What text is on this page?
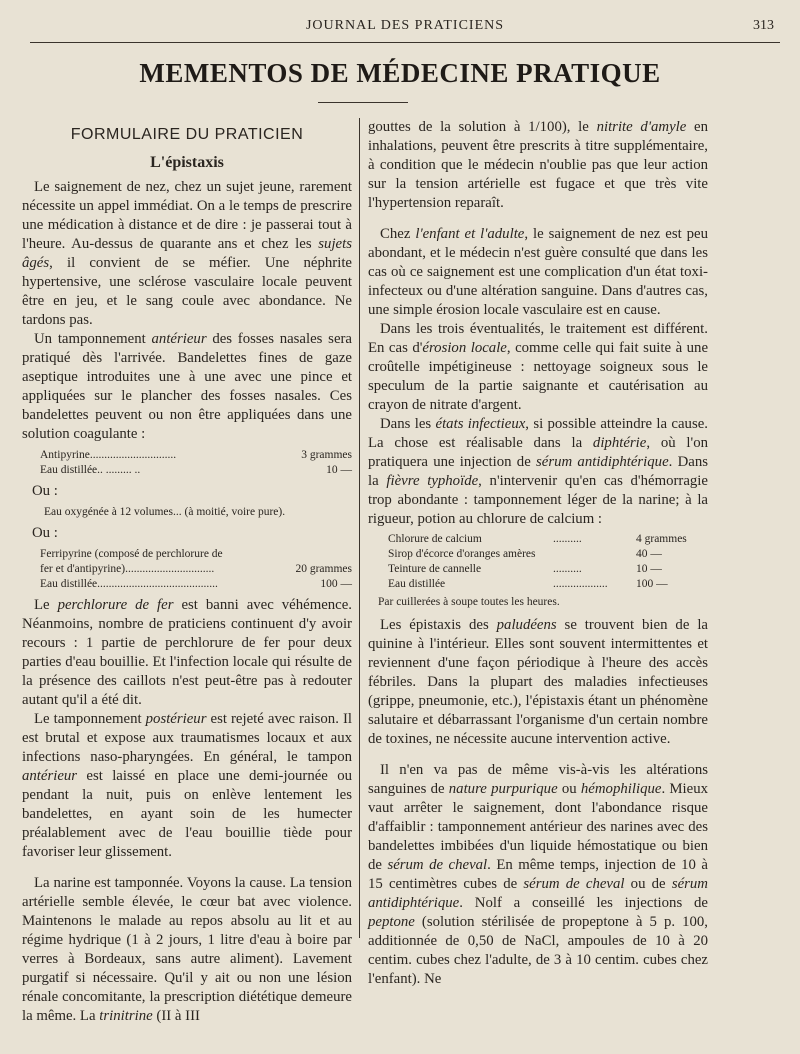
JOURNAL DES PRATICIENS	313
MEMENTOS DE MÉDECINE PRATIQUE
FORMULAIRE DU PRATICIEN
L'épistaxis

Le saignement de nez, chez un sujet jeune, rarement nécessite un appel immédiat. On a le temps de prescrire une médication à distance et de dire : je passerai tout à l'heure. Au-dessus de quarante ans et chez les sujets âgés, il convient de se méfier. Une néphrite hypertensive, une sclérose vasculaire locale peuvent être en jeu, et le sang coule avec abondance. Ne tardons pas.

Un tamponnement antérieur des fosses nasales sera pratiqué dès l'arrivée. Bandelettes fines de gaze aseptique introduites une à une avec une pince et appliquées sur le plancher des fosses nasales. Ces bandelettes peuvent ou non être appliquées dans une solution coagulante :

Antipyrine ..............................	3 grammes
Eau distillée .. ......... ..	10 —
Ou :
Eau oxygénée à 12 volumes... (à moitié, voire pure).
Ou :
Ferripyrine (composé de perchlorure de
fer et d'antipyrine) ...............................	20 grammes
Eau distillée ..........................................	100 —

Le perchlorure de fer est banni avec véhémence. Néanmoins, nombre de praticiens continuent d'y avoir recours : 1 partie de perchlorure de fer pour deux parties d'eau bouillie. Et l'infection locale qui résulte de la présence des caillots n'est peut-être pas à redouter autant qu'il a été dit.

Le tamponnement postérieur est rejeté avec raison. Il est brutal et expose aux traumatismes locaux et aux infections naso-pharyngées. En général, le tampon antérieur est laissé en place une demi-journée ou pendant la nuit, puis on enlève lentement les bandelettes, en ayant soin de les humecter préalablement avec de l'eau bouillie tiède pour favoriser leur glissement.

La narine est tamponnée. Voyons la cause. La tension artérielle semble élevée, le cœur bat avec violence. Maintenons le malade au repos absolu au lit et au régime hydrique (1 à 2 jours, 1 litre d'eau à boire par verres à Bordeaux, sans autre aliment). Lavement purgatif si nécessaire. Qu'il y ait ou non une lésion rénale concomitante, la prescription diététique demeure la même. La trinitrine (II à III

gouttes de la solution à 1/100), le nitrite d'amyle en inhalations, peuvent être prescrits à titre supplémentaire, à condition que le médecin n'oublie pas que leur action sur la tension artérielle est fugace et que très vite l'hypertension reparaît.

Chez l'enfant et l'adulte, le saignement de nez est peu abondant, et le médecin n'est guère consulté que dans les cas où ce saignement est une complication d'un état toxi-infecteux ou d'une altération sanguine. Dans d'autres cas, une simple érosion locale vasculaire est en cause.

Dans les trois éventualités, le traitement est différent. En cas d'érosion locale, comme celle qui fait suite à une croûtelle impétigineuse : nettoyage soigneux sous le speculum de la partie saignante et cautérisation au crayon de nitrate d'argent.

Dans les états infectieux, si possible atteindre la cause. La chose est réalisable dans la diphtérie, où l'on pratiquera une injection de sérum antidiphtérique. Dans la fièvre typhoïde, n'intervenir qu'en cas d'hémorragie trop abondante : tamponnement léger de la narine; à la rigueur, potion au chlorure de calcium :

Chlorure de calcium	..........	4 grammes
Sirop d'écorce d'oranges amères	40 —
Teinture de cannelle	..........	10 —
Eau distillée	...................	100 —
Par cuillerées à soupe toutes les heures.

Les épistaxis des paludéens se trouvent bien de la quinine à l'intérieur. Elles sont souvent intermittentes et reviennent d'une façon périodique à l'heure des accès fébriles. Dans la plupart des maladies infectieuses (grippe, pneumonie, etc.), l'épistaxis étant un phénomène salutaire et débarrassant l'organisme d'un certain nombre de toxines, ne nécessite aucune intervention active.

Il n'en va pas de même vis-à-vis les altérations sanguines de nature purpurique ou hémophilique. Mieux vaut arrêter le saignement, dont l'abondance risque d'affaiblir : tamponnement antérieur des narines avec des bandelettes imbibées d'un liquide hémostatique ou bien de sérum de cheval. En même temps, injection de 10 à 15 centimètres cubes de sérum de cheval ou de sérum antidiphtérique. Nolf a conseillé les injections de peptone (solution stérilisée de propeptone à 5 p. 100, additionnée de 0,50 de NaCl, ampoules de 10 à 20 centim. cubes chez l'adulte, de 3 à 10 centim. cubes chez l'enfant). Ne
* * *
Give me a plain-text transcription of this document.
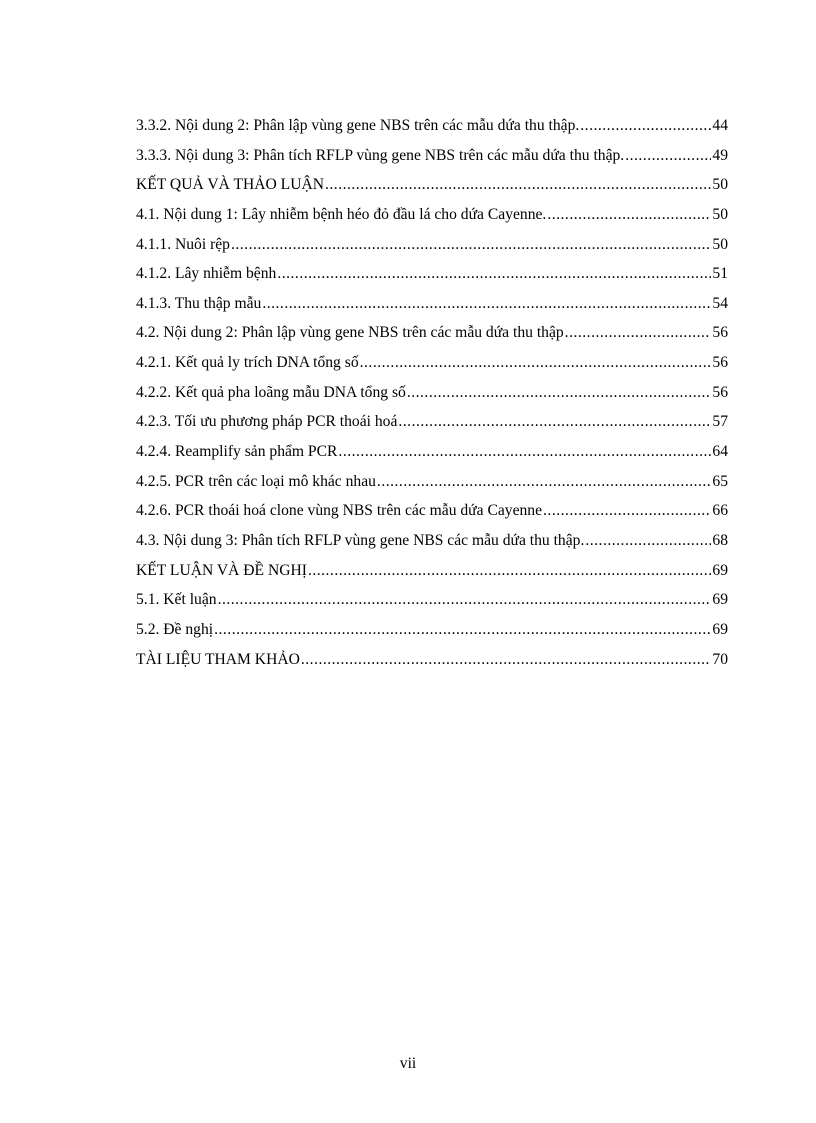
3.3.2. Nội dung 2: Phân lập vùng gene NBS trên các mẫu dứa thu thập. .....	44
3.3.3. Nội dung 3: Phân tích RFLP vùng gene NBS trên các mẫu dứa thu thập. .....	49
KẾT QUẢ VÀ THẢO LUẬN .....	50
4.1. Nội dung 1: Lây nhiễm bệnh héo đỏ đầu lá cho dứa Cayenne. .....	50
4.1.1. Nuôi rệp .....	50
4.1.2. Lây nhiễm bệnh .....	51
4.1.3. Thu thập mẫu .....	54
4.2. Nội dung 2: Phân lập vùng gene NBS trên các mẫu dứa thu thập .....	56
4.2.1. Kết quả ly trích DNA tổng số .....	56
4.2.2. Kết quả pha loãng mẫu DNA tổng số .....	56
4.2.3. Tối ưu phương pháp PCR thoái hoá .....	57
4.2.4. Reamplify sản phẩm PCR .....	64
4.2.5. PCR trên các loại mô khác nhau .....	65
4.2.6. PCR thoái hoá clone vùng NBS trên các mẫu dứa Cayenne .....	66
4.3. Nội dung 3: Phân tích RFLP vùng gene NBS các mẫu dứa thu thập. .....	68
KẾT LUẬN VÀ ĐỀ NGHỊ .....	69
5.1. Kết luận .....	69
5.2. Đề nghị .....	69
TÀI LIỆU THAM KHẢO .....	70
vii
* * *
EXERCISE REQUIREMENTS: Report every line of the preceding listing where the string "RFLP" occurs.

SOLUTION FOR THIS EXERCISE:
3.3.3. Nội dung 3: Phân tích RFLP vùng gene NBS trên các mẫu dứa thu thập. .....	49
4.3. Nội dung 3: Phân tích RFLP vùng gene NBS các mẫu dứa thu thập. .....	68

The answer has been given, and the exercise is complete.